(Data listing)
[start]

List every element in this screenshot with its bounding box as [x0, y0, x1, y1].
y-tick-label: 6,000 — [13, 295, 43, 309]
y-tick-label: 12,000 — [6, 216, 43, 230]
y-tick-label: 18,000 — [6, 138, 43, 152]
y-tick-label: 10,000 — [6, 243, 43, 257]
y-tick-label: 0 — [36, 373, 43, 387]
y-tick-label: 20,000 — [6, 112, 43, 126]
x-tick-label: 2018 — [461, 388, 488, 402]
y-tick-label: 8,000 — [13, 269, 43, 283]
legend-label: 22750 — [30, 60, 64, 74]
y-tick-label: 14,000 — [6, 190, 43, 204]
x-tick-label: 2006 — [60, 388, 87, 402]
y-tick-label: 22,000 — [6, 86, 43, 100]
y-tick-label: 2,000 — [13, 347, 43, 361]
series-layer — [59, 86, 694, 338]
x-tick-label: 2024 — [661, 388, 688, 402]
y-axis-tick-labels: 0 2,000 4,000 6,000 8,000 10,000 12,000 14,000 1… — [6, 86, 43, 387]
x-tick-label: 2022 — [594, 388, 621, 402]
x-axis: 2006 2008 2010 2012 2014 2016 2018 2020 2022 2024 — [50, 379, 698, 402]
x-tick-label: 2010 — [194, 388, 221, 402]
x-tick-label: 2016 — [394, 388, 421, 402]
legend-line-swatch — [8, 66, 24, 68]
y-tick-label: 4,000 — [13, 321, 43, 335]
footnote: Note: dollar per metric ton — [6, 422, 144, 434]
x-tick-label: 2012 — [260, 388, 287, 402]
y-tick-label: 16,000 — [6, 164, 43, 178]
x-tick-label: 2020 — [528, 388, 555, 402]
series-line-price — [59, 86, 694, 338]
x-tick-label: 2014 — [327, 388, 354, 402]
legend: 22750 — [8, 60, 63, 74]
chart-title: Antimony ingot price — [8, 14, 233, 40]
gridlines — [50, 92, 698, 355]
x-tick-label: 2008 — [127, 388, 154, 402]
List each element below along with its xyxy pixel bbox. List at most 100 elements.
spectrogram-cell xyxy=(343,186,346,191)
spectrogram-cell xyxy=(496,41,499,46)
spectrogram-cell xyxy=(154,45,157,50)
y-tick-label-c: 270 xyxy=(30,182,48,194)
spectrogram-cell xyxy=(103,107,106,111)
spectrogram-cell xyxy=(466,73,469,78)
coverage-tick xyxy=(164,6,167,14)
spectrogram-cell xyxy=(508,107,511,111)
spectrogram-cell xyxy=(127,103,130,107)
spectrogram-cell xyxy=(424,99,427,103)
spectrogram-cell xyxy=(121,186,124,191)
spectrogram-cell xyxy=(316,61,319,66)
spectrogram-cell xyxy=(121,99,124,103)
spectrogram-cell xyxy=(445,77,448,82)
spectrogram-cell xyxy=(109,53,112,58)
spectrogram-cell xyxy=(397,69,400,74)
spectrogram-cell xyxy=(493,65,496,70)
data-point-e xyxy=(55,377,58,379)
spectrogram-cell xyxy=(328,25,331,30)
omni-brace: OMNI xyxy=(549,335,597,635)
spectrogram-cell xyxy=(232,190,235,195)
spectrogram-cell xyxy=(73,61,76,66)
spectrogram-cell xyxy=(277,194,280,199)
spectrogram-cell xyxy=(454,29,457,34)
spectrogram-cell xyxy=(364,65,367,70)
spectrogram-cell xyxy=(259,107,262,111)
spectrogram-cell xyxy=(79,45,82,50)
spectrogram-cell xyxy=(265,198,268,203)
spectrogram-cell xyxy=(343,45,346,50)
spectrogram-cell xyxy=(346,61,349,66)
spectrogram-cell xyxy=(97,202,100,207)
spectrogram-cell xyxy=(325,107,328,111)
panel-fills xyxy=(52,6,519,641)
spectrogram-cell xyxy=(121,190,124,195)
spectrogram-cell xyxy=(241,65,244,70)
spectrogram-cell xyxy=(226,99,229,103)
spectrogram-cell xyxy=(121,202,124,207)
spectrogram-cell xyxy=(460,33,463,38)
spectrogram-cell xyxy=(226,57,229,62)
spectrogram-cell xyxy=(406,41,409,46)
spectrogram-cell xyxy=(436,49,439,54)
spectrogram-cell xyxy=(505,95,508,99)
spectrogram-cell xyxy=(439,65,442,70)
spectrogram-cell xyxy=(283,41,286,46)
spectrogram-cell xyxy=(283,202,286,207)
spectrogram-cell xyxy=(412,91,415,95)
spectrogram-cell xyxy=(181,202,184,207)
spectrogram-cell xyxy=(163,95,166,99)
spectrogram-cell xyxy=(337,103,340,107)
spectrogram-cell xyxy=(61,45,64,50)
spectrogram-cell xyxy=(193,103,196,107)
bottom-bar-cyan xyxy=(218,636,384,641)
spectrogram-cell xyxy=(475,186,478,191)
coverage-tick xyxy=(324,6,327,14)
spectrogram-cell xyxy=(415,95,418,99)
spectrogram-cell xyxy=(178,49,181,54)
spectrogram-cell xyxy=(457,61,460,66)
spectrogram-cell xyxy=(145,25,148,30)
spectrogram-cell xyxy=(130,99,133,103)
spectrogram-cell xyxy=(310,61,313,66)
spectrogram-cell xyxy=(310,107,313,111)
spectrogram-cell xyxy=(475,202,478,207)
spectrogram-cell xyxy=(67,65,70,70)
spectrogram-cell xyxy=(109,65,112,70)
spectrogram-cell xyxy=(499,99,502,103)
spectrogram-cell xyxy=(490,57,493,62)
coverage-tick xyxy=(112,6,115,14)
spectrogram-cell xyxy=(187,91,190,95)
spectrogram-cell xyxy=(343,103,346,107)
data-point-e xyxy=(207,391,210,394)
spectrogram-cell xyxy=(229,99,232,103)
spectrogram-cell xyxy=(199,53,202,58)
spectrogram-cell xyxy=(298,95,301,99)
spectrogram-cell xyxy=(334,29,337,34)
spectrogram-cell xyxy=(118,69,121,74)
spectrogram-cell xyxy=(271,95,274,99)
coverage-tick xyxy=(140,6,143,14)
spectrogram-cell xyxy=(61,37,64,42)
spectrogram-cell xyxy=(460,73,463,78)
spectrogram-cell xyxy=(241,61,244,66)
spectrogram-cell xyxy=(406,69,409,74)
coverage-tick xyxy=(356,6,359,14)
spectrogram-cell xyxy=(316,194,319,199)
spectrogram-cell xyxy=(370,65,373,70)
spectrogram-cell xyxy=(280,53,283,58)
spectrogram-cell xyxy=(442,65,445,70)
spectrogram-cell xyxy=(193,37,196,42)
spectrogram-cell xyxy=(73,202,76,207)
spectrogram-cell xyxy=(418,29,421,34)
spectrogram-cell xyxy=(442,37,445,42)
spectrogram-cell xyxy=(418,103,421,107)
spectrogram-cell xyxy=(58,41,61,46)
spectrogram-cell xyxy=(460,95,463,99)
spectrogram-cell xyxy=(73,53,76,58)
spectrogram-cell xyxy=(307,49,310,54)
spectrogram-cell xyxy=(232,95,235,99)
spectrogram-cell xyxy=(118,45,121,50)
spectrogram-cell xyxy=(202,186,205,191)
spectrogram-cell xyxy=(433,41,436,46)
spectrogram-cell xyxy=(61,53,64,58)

[end]

Given problem: Copy every item above, word for word and in the same order.

Reply to the exercise:
List every element in this screenshot with its bounding box as [x0, y0, x1, y1].
y-tick-label: 6,000 — [13, 295, 43, 309]
y-tick-label: 12,000 — [6, 216, 43, 230]
y-tick-label: 18,000 — [6, 138, 43, 152]
y-tick-label: 10,000 — [6, 243, 43, 257]
y-tick-label: 0 — [36, 373, 43, 387]
y-tick-label: 20,000 — [6, 112, 43, 126]
x-tick-label: 2018 — [461, 388, 488, 402]
y-tick-label: 8,000 — [13, 269, 43, 283]
legend-label: 22750 — [30, 60, 64, 74]
y-tick-label: 14,000 — [6, 190, 43, 204]
x-tick-label: 2006 — [60, 388, 87, 402]
y-tick-label: 22,000 — [6, 86, 43, 100]
y-tick-label: 2,000 — [13, 347, 43, 361]
series-layer — [59, 86, 694, 338]
x-tick-label: 2024 — [661, 388, 688, 402]
y-axis-tick-labels: 0 2,000 4,000 6,000 8,000 10,000 12,000 14,000 1… — [6, 86, 43, 387]
x-tick-label: 2022 — [594, 388, 621, 402]
x-axis: 2006 2008 2010 2012 2014 2016 2018 2020 2022 2024 — [50, 379, 698, 402]
x-tick-label: 2010 — [194, 388, 221, 402]
x-tick-label: 2016 — [394, 388, 421, 402]
legend-line-swatch — [8, 66, 24, 68]
y-tick-label: 4,000 — [13, 321, 43, 335]
footnote: Note: dollar per metric ton — [6, 422, 144, 434]
x-tick-label: 2012 — [260, 388, 287, 402]
y-tick-label: 16,000 — [6, 164, 43, 178]
x-tick-label: 2020 — [528, 388, 555, 402]
series-line-price — [59, 86, 694, 338]
x-tick-label: 2014 — [327, 388, 354, 402]
legend: 22750 — [8, 60, 63, 74]
chart-title: Antimony ingot price — [8, 14, 233, 40]
gridlines — [50, 92, 698, 355]
x-tick-label: 2008 — [127, 388, 154, 402]
List each element below along with its xyxy pixel bbox. List at most 100 elements.
spectrogram-cell xyxy=(343,186,346,191)
spectrogram-cell xyxy=(496,41,499,46)
spectrogram-cell xyxy=(154,45,157,50)
y-tick-label-c: 270 xyxy=(30,182,48,194)
spectrogram-cell xyxy=(103,107,106,111)
spectrogram-cell xyxy=(466,73,469,78)
coverage-tick xyxy=(164,6,167,14)
spectrogram-cell xyxy=(508,107,511,111)
spectrogram-cell xyxy=(127,103,130,107)
spectrogram-cell xyxy=(424,99,427,103)
spectrogram-cell xyxy=(121,186,124,191)
spectrogram-cell xyxy=(316,61,319,66)
spectrogram-cell xyxy=(121,99,124,103)
spectrogram-cell xyxy=(445,77,448,82)
spectrogram-cell xyxy=(109,53,112,58)
spectrogram-cell xyxy=(397,69,400,74)
spectrogram-cell xyxy=(493,65,496,70)
data-point-e xyxy=(55,377,58,379)
spectrogram-cell xyxy=(328,25,331,30)
omni-brace: OMNI xyxy=(549,335,597,635)
spectrogram-cell xyxy=(232,190,235,195)
spectrogram-cell xyxy=(73,61,76,66)
spectrogram-cell xyxy=(277,194,280,199)
spectrogram-cell xyxy=(454,29,457,34)
spectrogram-cell xyxy=(364,65,367,70)
spectrogram-cell xyxy=(259,107,262,111)
spectrogram-cell xyxy=(79,45,82,50)
spectrogram-cell xyxy=(265,198,268,203)
spectrogram-cell xyxy=(343,45,346,50)
spectrogram-cell xyxy=(346,61,349,66)
spectrogram-cell xyxy=(97,202,100,207)
spectrogram-cell xyxy=(325,107,328,111)
panel-fills xyxy=(52,6,519,641)
spectrogram-cell xyxy=(121,190,124,195)
spectrogram-cell xyxy=(241,65,244,70)
spectrogram-cell xyxy=(226,99,229,103)
spectrogram-cell xyxy=(121,202,124,207)
spectrogram-cell xyxy=(460,33,463,38)
spectrogram-cell xyxy=(226,57,229,62)
spectrogram-cell xyxy=(406,41,409,46)
spectrogram-cell xyxy=(436,49,439,54)
spectrogram-cell xyxy=(505,95,508,99)
spectrogram-cell xyxy=(439,65,442,70)
spectrogram-cell xyxy=(283,41,286,46)
spectrogram-cell xyxy=(283,202,286,207)
spectrogram-cell xyxy=(412,91,415,95)
spectrogram-cell xyxy=(181,202,184,207)
spectrogram-cell xyxy=(163,95,166,99)
spectrogram-cell xyxy=(337,103,340,107)
spectrogram-cell xyxy=(61,45,64,50)
spectrogram-cell xyxy=(193,103,196,107)
bottom-bar-cyan xyxy=(218,636,384,641)
spectrogram-cell xyxy=(475,186,478,191)
coverage-tick xyxy=(324,6,327,14)
spectrogram-cell xyxy=(415,95,418,99)
spectrogram-cell xyxy=(178,49,181,54)
spectrogram-cell xyxy=(457,61,460,66)
spectrogram-cell xyxy=(145,25,148,30)
spectrogram-cell xyxy=(130,99,133,103)
spectrogram-cell xyxy=(310,61,313,66)
spectrogram-cell xyxy=(310,107,313,111)
spectrogram-cell xyxy=(475,202,478,207)
spectrogram-cell xyxy=(67,65,70,70)
spectrogram-cell xyxy=(109,65,112,70)
spectrogram-cell xyxy=(499,99,502,103)
spectrogram-cell xyxy=(490,57,493,62)
coverage-tick xyxy=(112,6,115,14)
spectrogram-cell xyxy=(187,91,190,95)
spectrogram-cell xyxy=(343,103,346,107)
data-point-e xyxy=(207,391,210,394)
spectrogram-cell xyxy=(229,99,232,103)
spectrogram-cell xyxy=(199,53,202,58)
spectrogram-cell xyxy=(298,95,301,99)
spectrogram-cell xyxy=(334,29,337,34)
spectrogram-cell xyxy=(118,69,121,74)
spectrogram-cell xyxy=(271,95,274,99)
coverage-tick xyxy=(140,6,143,14)
spectrogram-cell xyxy=(61,37,64,42)
spectrogram-cell xyxy=(460,73,463,78)
spectrogram-cell xyxy=(241,61,244,66)
spectrogram-cell xyxy=(406,69,409,74)
coverage-tick xyxy=(356,6,359,14)
spectrogram-cell xyxy=(316,194,319,199)
spectrogram-cell xyxy=(370,65,373,70)
spectrogram-cell xyxy=(280,53,283,58)
spectrogram-cell xyxy=(442,65,445,70)
spectrogram-cell xyxy=(193,37,196,42)
spectrogram-cell xyxy=(73,202,76,207)
spectrogram-cell xyxy=(418,29,421,34)
spectrogram-cell xyxy=(442,37,445,42)
spectrogram-cell xyxy=(418,103,421,107)
spectrogram-cell xyxy=(58,41,61,46)
spectrogram-cell xyxy=(460,95,463,99)
spectrogram-cell xyxy=(73,53,76,58)
spectrogram-cell xyxy=(307,49,310,54)
spectrogram-cell xyxy=(232,95,235,99)
spectrogram-cell xyxy=(118,45,121,50)
spectrogram-cell xyxy=(202,186,205,191)
spectrogram-cell xyxy=(433,41,436,46)
spectrogram-cell xyxy=(61,53,64,58)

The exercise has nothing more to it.